◆ WHAT THE TASK ASKS ◆
Output the material exactly, but drop every image it holds.

[Recorded data]
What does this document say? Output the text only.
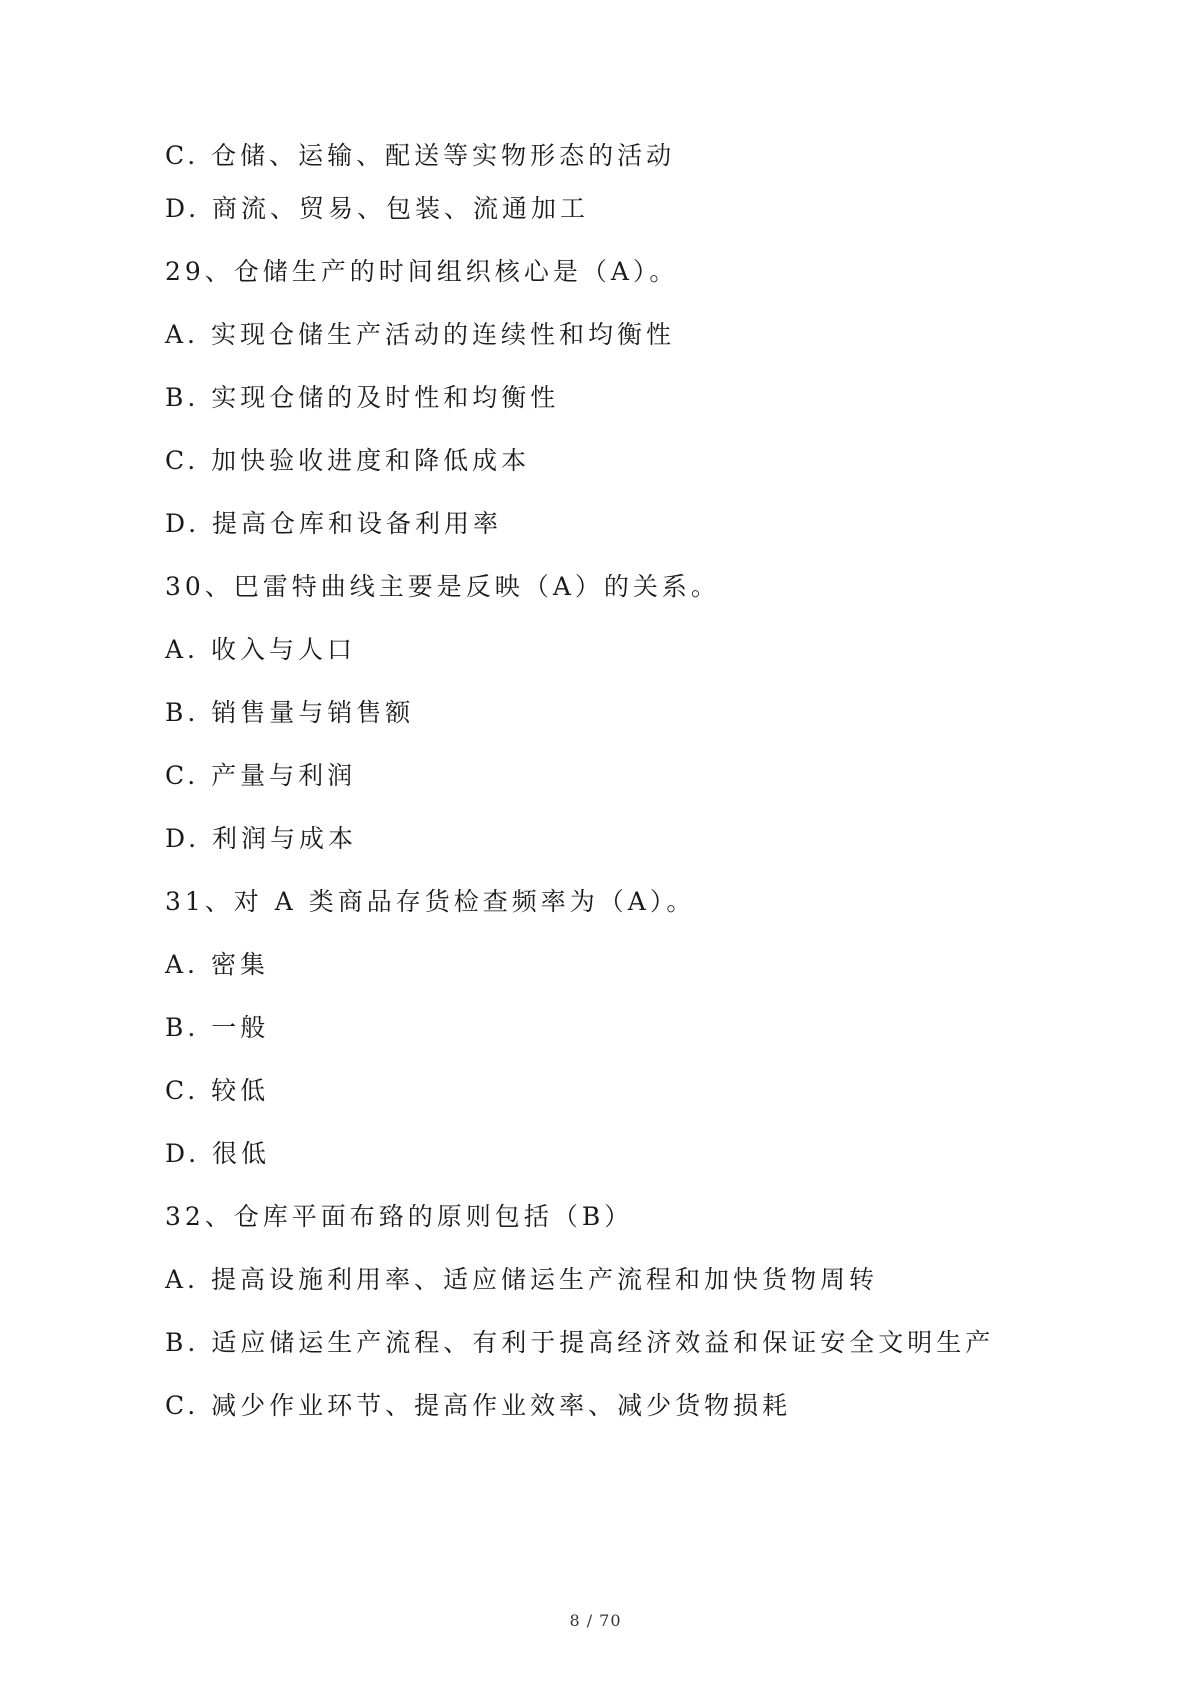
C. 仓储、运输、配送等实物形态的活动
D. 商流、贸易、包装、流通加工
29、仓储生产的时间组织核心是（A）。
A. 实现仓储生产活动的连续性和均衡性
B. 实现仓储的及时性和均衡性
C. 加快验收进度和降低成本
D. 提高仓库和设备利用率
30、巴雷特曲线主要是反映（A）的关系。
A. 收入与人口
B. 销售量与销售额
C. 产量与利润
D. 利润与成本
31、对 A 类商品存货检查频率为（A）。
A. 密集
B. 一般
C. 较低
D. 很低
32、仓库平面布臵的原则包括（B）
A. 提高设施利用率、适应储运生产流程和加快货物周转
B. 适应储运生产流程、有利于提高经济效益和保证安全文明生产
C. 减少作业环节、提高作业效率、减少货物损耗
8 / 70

◆ ANSWER IN FULL ◆
What does this document say? Output the text only.
C. 仓储、运输、配送等实物形态的活动
D. 商流、贸易、包装、流通加工
29、仓储生产的时间组织核心是（A）。
A. 实现仓储生产活动的连续性和均衡性
B. 实现仓储的及时性和均衡性
C. 加快验收进度和降低成本
D. 提高仓库和设备利用率
30、巴雷特曲线主要是反映（A）的关系。
A. 收入与人口
B. 销售量与销售额
C. 产量与利润
D. 利润与成本
31、对 A 类商品存货检查频率为（A）。
A. 密集
B. 一般
C. 较低
D. 很低
32、仓库平面布臵的原则包括（B）
A. 提高设施利用率、适应储运生产流程和加快货物周转
B. 适应储运生产流程、有利于提高经济效益和保证安全文明生产
C. 减少作业环节、提高作业效率、减少货物损耗
8 / 70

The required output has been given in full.